- _YOUR TASK_
Search the records for the word "more" and pick out every line that has it.

- _GIVEN RECORDS_
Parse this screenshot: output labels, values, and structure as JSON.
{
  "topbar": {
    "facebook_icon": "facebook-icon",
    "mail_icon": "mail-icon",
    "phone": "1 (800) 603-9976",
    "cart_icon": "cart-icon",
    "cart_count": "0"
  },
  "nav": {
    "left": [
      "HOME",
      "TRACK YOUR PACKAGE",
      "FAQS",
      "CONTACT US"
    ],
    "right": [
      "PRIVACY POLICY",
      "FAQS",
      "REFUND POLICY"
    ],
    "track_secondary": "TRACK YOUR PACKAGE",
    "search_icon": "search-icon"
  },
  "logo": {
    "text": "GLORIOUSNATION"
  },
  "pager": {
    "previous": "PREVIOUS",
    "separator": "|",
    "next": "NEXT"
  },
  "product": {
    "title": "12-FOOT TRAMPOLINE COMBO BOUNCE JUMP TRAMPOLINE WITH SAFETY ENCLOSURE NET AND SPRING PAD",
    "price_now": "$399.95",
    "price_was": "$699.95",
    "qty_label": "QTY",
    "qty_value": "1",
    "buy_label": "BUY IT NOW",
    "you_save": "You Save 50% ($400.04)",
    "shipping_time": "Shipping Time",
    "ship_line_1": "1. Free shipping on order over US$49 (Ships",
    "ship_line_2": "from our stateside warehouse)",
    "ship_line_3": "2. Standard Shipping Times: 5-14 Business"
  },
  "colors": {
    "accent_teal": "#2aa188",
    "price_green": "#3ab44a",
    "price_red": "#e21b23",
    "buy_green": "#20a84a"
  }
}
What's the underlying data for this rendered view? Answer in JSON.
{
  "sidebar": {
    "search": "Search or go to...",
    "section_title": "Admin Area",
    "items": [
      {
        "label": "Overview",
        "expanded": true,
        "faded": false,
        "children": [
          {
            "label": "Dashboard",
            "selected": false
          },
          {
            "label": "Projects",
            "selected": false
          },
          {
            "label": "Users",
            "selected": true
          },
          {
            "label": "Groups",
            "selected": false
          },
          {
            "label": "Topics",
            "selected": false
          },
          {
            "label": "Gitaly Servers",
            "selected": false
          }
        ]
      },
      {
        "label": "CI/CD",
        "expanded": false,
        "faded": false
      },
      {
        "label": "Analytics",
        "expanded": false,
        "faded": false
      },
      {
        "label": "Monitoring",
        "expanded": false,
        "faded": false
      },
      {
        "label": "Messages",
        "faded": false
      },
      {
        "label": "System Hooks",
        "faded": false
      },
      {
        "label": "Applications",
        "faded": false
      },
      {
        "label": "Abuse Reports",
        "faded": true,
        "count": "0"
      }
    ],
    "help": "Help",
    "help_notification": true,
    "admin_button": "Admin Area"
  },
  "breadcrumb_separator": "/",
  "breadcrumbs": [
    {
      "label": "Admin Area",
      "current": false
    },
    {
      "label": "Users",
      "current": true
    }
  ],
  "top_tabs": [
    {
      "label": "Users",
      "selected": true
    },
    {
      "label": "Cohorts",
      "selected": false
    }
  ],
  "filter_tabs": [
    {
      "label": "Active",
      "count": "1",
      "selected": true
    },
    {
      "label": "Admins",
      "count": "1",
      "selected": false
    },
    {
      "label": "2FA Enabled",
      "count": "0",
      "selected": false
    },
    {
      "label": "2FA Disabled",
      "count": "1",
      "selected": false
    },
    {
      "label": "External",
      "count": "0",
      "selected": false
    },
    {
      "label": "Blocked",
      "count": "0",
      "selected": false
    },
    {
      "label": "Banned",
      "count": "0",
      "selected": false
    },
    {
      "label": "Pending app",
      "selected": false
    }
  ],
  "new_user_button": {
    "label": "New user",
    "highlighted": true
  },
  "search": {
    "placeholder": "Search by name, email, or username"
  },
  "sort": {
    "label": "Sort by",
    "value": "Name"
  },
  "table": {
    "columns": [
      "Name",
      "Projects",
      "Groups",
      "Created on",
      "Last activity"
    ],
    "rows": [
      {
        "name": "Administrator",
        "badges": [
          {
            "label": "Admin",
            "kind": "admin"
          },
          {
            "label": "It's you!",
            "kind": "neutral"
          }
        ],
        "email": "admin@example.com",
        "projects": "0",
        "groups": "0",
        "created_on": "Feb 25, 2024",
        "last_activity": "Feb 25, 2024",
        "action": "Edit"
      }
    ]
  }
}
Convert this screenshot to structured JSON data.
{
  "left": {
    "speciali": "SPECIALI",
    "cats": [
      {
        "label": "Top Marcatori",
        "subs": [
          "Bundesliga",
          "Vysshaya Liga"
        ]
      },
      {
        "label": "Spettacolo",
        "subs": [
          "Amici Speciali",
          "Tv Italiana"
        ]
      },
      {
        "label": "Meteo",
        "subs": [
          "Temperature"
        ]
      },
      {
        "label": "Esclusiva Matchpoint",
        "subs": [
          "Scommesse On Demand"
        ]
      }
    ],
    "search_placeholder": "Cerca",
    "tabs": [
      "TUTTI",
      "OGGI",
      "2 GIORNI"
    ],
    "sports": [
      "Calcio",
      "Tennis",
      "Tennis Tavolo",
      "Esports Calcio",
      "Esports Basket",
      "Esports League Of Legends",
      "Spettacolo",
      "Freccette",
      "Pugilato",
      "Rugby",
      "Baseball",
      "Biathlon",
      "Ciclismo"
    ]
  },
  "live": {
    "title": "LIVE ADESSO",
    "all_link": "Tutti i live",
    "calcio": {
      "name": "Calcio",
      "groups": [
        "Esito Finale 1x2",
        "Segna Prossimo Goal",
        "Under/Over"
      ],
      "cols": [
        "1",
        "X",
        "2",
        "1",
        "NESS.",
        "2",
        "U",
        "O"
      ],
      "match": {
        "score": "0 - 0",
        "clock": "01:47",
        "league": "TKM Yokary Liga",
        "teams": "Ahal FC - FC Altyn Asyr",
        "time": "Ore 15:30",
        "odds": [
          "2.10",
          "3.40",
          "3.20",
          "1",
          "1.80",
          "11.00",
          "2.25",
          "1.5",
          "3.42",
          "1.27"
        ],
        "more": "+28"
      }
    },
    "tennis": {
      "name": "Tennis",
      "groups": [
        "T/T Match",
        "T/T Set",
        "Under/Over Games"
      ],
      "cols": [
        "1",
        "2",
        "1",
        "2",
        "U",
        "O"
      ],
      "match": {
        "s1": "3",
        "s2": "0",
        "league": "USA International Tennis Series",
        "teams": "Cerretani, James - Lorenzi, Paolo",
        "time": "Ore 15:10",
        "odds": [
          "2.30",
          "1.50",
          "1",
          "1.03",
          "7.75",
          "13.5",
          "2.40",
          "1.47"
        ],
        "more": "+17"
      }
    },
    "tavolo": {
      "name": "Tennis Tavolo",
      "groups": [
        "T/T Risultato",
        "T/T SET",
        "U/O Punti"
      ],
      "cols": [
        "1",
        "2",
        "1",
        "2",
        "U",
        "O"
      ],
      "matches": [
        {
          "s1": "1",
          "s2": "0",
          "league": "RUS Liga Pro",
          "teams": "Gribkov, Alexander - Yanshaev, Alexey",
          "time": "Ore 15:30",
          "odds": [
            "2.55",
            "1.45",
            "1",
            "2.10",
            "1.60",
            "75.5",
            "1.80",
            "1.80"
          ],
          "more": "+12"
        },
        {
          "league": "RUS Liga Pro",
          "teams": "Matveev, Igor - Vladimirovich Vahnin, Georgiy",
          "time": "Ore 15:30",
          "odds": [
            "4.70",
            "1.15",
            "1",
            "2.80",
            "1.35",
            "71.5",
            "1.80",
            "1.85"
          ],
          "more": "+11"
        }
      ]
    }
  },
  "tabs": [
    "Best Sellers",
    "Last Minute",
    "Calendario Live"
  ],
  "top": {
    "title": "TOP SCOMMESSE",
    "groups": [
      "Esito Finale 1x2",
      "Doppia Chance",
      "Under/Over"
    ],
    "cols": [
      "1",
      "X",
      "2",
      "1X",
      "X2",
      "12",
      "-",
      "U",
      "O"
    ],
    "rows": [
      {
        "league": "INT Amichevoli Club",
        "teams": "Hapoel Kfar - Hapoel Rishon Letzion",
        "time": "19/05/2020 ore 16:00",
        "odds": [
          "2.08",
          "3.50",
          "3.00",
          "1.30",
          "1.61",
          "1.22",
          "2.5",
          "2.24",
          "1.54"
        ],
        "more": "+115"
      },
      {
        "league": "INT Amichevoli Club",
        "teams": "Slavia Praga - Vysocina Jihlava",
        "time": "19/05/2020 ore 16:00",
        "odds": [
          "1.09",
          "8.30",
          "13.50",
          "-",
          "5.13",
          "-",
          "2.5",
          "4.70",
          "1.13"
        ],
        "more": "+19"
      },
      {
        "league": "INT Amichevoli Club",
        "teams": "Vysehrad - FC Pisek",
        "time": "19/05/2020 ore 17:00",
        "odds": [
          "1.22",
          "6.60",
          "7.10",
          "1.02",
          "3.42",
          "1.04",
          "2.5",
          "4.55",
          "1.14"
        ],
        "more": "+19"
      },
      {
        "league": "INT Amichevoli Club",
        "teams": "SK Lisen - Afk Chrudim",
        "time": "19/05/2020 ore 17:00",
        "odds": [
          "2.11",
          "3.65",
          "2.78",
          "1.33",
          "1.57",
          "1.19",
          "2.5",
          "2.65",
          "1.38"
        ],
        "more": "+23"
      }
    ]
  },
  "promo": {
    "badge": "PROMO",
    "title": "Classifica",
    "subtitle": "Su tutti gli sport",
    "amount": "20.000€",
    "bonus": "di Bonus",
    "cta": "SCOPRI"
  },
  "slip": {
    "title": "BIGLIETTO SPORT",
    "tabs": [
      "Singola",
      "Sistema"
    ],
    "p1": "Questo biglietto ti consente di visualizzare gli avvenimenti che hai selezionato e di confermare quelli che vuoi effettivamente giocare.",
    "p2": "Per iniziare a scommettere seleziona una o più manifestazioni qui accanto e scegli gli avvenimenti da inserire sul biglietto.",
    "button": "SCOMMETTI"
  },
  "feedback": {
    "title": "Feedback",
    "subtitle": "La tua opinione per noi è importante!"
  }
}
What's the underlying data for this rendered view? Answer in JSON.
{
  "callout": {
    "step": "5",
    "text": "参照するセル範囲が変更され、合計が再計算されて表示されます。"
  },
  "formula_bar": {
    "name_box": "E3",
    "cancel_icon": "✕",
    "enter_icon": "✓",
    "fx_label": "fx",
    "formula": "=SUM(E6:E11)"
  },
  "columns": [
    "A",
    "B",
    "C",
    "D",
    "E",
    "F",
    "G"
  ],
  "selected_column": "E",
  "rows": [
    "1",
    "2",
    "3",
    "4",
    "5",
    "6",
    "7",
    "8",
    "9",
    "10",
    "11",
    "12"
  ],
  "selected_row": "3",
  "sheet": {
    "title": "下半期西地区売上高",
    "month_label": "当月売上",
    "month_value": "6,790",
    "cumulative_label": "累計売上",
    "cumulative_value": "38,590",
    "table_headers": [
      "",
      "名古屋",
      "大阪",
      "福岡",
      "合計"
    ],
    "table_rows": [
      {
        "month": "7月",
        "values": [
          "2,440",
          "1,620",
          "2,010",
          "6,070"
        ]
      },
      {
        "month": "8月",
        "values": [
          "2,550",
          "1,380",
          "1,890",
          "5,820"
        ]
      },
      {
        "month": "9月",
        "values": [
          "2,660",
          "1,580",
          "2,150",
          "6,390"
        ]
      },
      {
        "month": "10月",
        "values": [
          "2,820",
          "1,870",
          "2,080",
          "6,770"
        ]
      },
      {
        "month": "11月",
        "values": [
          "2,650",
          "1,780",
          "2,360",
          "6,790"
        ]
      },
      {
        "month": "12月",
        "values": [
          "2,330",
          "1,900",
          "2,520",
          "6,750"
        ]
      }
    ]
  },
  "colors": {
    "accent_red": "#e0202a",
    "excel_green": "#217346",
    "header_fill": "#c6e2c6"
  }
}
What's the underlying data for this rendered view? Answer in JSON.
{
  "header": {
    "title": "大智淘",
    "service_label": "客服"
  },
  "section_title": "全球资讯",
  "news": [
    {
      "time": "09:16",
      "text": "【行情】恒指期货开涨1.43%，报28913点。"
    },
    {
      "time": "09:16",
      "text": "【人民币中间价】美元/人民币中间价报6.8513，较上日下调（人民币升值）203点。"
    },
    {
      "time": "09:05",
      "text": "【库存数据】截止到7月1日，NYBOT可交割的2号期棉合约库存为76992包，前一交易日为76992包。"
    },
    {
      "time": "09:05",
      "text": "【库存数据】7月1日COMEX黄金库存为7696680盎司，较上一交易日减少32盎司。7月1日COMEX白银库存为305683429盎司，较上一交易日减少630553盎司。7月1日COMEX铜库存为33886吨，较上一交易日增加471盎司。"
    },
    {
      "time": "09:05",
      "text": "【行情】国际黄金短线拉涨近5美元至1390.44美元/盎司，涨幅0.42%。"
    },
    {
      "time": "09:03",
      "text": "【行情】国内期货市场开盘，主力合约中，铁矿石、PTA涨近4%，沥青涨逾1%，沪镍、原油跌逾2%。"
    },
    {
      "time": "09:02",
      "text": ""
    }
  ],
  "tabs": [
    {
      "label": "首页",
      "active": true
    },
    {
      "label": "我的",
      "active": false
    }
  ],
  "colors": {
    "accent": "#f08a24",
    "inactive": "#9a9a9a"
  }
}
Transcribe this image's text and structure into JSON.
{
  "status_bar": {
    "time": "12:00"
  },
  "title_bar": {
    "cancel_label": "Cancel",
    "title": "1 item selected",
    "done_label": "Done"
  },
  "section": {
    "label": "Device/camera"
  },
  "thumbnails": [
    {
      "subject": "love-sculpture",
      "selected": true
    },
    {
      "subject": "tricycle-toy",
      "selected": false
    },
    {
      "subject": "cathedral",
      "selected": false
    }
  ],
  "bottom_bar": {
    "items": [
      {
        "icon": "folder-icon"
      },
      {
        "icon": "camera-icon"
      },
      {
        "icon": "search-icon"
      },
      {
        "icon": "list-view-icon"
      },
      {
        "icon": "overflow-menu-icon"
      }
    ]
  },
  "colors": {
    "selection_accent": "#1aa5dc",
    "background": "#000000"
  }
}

- _TASK SOLUTION_
        "more": "+28"
        "more": "+17"
          "more": "+12"
          "more": "+11"
        "more": "+115"
        "more": "+19"
        "more": "+19"
        "more": "+23"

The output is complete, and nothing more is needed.